- **Listing**:

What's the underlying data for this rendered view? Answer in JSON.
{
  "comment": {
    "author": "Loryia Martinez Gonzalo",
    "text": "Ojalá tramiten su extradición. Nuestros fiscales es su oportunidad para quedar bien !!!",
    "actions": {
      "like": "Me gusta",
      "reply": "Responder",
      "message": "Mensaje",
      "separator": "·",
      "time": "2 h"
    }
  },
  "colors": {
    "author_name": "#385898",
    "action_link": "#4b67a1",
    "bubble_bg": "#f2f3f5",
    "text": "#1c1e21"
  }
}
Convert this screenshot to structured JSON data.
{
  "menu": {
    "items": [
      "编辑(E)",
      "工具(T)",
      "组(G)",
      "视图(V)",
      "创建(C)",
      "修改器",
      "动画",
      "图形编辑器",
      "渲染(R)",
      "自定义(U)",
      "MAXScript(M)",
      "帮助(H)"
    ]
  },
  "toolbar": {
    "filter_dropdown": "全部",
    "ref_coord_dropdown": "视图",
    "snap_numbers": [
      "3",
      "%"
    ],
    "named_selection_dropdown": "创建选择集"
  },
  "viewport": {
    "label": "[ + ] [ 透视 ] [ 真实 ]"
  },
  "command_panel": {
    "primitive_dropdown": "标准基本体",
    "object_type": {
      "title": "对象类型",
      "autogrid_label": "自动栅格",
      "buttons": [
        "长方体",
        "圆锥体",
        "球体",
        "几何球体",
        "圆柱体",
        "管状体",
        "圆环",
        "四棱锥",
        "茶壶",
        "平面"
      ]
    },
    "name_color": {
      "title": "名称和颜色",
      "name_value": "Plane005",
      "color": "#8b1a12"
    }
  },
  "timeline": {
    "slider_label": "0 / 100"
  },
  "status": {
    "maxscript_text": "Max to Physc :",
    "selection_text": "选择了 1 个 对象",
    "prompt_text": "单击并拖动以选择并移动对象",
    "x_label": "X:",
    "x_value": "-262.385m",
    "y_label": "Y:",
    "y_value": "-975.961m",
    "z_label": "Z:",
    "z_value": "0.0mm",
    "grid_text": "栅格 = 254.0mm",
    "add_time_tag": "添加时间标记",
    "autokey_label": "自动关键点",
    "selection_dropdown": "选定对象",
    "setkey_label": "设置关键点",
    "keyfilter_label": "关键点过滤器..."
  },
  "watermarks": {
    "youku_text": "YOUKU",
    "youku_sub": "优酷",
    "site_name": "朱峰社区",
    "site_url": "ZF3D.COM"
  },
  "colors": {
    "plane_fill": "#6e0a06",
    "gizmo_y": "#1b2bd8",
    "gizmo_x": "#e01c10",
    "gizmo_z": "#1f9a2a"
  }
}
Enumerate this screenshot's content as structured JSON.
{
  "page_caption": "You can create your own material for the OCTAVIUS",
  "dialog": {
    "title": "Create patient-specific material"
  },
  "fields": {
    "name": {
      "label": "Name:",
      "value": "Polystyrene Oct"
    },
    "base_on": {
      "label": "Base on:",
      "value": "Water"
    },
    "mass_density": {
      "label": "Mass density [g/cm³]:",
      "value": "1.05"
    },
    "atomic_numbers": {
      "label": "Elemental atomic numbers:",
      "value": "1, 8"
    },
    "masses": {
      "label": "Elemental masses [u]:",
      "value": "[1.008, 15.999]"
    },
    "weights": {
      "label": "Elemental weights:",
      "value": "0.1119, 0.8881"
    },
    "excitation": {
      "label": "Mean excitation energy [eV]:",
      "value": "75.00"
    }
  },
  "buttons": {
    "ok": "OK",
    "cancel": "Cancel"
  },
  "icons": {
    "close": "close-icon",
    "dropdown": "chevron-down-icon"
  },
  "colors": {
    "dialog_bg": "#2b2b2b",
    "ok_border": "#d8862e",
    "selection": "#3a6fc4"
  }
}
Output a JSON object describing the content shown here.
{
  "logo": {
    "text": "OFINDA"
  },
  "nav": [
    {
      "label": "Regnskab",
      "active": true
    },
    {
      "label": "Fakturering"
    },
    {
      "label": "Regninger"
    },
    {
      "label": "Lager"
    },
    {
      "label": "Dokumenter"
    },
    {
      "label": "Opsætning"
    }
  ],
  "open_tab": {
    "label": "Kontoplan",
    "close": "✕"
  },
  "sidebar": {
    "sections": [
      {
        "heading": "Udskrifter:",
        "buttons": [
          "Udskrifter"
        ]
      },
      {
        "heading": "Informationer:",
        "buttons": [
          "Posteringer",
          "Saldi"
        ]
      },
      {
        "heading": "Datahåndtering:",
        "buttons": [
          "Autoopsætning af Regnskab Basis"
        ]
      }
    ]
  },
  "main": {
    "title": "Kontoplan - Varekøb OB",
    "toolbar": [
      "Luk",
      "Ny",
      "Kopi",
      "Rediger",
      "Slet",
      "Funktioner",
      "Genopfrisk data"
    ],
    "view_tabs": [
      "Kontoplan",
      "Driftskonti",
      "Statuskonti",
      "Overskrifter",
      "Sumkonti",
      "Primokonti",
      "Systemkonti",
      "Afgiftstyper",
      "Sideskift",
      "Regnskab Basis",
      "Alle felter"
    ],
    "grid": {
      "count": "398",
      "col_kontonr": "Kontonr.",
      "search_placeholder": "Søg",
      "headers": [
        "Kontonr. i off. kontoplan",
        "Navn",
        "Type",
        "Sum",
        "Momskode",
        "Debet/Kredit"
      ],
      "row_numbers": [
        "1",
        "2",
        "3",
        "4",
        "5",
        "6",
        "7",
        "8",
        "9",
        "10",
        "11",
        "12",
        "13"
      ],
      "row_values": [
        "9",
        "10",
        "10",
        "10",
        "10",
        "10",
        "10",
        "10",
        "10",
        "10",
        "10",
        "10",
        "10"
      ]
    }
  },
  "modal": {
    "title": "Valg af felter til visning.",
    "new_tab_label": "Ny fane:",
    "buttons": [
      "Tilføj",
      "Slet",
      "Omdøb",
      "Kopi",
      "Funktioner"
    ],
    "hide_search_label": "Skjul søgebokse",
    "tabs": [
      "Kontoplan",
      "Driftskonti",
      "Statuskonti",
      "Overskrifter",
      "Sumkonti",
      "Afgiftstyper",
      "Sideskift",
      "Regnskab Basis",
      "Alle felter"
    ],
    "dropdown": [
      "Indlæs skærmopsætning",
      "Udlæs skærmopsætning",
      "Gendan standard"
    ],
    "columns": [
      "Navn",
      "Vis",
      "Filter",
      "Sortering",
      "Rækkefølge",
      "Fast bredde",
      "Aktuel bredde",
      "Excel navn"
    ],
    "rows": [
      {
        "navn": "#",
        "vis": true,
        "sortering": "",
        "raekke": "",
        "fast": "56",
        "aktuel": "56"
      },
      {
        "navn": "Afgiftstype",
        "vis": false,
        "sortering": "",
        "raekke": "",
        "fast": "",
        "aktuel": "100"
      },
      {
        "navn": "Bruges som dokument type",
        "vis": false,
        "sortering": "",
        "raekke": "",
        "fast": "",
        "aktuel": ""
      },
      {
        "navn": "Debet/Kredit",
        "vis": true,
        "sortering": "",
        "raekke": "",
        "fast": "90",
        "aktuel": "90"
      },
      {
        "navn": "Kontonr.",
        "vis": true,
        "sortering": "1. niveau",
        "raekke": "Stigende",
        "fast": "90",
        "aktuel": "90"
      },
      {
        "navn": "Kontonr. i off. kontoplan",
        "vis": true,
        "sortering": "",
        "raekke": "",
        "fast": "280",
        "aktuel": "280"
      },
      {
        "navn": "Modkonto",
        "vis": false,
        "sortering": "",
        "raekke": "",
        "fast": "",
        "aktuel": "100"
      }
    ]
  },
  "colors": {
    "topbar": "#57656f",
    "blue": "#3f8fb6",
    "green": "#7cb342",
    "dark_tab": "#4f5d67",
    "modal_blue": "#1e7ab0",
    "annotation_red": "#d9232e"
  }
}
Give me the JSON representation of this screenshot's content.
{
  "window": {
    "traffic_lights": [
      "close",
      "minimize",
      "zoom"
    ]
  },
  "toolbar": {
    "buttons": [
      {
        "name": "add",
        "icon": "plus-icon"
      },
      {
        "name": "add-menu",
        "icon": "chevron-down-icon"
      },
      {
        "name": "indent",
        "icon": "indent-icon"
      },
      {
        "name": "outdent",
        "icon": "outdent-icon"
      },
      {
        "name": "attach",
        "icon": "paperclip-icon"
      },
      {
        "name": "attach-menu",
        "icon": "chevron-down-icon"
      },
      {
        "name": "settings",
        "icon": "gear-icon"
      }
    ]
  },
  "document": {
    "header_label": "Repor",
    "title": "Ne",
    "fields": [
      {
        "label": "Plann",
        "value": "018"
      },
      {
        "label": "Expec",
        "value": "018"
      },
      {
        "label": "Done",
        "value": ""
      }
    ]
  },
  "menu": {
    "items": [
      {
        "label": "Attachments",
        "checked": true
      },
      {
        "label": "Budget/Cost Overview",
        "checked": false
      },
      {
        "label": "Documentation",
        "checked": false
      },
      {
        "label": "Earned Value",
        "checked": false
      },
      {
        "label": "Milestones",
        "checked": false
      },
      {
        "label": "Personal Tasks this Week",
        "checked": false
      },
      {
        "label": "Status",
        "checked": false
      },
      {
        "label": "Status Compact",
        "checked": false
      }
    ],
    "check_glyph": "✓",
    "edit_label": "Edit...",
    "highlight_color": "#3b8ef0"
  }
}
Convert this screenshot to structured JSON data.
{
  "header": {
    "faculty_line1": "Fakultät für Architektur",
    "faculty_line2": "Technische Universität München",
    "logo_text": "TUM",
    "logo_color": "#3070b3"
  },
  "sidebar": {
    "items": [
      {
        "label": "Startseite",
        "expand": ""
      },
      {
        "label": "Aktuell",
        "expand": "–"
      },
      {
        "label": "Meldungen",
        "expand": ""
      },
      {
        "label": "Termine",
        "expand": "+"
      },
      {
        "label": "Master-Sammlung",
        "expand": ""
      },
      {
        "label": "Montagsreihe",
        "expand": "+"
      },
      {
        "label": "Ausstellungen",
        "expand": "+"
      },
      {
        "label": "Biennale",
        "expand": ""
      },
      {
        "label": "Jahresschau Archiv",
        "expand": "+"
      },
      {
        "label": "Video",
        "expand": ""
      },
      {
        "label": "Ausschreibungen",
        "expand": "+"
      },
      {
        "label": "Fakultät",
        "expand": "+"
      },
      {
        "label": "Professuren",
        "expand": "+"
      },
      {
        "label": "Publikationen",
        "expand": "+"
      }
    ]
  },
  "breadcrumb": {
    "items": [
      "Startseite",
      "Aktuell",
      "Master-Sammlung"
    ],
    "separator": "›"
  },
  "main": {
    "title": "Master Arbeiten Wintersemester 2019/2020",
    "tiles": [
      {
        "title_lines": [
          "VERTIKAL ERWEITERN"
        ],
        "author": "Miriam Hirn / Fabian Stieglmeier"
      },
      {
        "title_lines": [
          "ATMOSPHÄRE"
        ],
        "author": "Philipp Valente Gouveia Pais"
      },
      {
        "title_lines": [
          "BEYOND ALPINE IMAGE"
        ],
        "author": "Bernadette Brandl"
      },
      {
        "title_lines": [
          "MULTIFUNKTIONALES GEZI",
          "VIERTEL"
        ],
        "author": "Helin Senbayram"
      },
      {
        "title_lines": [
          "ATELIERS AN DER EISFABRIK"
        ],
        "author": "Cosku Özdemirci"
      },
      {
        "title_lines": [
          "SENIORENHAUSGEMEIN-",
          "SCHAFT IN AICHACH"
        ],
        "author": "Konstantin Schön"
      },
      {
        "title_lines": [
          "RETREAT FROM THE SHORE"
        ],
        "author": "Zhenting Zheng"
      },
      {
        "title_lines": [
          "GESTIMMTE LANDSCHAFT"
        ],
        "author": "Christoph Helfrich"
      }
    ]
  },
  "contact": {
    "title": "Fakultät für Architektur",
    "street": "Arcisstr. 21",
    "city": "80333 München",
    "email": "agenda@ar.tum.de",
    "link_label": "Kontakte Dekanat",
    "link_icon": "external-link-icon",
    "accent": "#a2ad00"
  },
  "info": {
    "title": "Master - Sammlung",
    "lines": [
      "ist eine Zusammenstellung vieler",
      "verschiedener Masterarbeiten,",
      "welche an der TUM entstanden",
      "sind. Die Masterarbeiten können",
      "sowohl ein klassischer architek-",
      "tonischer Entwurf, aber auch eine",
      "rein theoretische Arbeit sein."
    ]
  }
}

- **Instructions to follow**:
Show, from the material above, each line that includes the string "Fakultät".

- **Task result**:
    "faculty_line1": "Fakultät für Architektur",
        "label": "Fakultät",
    "title": "Fakultät für Architektur",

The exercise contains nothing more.